__Given request__
Restate the full set of records exactly, without adding or dropping a word.

[Data listing]
-------------------------
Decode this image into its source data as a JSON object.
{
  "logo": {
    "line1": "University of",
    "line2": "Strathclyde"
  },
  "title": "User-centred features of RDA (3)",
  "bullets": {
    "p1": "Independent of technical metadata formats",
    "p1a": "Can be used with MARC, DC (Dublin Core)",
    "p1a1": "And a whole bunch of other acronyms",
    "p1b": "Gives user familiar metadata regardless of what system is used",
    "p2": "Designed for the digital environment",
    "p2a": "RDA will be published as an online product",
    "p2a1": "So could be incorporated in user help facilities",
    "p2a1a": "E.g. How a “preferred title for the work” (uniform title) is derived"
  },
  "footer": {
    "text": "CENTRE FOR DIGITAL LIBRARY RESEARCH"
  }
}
-------------------------
__Written solution__
Decode this image into its source data as a JSON object.
{
  "logo": {
    "line1": "University of",
    "line2": "Strathclyde"
  },
  "title": "User-centred features of RDA (3)",
  "bullets": {
    "p1": "Independent of technical metadata formats",
    "p1a": "Can be used with MARC, DC (Dublin Core)",
    "p1a1": "And a whole bunch of other acronyms",
    "p1b": "Gives user familiar metadata regardless of what system is used",
    "p2": "Designed for the digital environment",
    "p2a": "RDA will be published as an online product",
    "p2a1": "So could be incorporated in user help facilities",
    "p2a1a": "E.g. How a “preferred title for the work” (uniform title) is derived"
  },
  "footer": {
    "text": "CENTRE FOR DIGITAL LIBRARY RESEARCH"
  }
}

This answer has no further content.